Work to be completed -> Check the listing below for lines that hold "SZALUNKOWY". How many are there? Please give only the number.

# Start of Material

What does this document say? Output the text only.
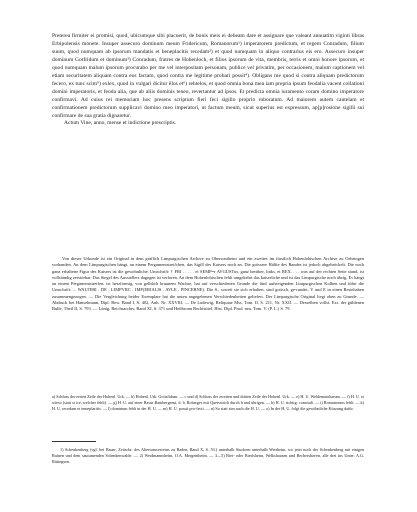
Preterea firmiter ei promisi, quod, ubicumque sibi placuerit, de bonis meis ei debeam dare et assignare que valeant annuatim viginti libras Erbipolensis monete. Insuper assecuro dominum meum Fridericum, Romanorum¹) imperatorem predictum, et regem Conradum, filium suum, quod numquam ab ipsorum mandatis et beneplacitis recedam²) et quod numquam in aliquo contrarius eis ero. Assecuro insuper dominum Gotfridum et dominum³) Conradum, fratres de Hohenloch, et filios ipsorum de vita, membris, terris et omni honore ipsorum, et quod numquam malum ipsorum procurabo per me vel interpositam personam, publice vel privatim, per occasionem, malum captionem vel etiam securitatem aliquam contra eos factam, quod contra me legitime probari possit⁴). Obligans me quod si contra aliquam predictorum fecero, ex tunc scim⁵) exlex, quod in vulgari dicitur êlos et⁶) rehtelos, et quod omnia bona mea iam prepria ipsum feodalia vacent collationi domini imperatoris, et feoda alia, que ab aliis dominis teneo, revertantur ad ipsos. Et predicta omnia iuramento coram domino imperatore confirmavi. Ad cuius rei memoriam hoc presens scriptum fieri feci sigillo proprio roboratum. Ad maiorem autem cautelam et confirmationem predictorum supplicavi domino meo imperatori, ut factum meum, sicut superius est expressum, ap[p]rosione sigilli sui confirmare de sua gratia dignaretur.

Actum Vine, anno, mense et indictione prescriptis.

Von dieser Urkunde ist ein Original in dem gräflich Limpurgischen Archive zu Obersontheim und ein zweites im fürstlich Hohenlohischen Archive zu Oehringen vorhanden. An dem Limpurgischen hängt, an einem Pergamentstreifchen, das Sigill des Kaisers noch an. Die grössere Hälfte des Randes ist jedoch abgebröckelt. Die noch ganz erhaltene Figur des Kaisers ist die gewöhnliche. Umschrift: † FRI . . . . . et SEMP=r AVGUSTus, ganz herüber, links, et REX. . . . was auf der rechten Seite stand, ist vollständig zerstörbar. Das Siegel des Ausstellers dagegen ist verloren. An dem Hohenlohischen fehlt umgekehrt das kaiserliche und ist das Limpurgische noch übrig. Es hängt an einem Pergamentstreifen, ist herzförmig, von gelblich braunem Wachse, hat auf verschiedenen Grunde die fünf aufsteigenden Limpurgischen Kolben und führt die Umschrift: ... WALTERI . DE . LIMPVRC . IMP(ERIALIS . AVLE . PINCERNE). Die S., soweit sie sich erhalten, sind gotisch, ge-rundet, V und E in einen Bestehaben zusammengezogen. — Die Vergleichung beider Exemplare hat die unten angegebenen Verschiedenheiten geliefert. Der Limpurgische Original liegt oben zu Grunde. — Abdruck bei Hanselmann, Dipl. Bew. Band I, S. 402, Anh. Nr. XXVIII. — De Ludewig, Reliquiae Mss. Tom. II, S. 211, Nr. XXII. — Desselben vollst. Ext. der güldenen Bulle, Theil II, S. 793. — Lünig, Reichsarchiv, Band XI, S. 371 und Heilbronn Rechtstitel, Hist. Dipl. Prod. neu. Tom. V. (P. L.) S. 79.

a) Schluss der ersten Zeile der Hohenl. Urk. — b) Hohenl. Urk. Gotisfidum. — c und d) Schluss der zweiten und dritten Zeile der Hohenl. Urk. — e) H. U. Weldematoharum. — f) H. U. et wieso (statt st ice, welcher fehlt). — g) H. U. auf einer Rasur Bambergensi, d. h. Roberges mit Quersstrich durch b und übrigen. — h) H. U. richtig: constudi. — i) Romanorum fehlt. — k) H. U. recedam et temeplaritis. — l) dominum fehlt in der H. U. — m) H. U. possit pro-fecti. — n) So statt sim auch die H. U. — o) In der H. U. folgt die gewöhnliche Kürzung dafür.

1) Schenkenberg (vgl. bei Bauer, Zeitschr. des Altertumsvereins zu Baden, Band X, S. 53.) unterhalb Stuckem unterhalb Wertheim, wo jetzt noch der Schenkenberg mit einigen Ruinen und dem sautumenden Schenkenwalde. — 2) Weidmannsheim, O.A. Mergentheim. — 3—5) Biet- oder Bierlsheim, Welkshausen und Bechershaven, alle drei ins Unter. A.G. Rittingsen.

# End of Material
# Start of Material

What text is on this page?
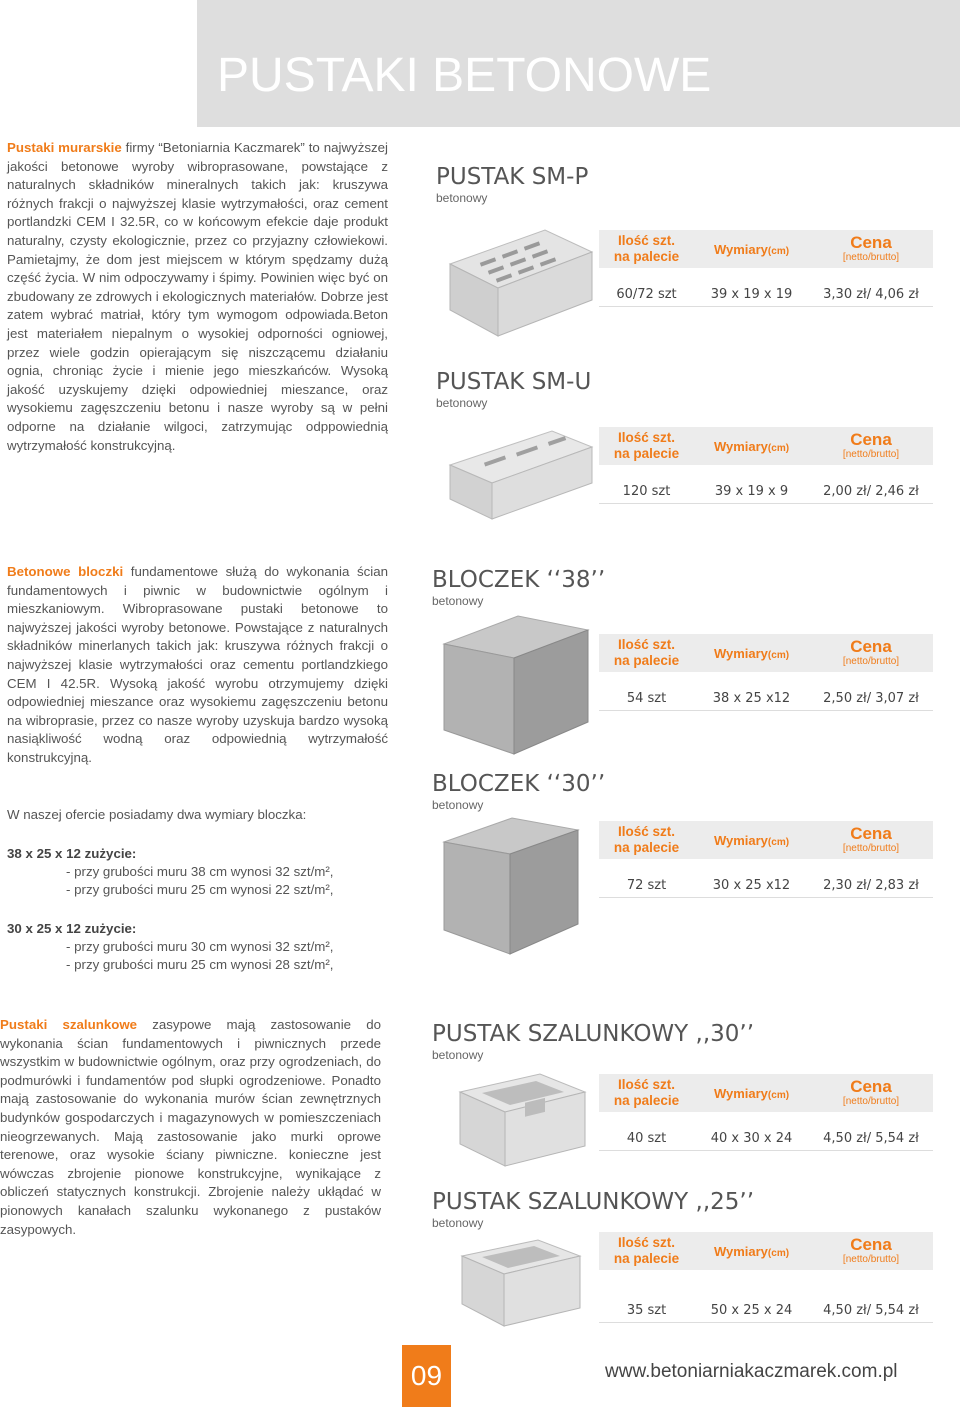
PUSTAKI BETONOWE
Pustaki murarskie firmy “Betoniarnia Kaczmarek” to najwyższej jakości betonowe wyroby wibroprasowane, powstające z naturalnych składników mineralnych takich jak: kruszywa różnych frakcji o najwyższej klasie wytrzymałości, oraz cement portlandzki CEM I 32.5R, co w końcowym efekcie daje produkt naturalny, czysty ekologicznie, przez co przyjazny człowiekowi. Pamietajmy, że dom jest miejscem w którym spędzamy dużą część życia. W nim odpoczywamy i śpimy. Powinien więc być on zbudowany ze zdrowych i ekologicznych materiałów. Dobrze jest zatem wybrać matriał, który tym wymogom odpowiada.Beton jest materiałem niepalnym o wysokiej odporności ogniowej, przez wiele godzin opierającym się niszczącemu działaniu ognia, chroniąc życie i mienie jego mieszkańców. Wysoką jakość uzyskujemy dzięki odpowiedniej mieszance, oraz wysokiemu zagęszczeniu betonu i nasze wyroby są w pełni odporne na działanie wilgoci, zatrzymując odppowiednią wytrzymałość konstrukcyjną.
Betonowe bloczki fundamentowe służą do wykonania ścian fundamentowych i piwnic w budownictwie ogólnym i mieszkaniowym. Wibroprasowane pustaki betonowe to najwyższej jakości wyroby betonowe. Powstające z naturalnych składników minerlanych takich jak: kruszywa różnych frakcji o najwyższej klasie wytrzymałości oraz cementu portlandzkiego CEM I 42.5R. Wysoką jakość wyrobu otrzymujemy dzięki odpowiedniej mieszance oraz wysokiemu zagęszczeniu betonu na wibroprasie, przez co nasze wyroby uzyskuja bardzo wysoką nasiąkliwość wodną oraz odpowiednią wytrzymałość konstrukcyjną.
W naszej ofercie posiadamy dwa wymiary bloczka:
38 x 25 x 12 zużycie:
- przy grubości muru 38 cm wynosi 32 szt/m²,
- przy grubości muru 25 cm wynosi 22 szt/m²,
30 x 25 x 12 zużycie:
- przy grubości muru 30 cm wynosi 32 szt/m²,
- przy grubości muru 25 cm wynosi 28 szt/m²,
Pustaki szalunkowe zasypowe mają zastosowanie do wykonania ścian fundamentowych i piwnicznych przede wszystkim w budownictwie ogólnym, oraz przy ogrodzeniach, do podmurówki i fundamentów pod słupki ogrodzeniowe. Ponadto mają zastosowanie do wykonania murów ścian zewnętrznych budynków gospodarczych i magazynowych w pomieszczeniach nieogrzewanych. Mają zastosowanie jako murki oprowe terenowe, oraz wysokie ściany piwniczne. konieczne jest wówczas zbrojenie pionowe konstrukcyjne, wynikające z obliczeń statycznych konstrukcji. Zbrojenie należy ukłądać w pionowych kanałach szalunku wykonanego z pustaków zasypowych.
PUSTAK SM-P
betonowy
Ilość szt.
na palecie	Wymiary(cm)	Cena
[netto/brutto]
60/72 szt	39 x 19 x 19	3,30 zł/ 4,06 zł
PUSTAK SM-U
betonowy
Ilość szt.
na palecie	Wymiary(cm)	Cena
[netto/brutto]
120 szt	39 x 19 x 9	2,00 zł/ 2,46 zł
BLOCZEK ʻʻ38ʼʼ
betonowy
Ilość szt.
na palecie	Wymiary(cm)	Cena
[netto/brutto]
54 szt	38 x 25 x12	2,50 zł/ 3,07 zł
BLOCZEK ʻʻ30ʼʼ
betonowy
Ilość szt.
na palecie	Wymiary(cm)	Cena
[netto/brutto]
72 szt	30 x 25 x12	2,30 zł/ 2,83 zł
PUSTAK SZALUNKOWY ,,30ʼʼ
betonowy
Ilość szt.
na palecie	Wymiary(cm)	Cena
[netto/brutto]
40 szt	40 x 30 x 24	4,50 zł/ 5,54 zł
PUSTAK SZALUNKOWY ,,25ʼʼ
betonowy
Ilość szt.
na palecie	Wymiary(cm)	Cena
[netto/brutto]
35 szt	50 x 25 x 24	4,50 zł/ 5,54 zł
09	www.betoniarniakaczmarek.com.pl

# End of Material

Solution to this problem -> 2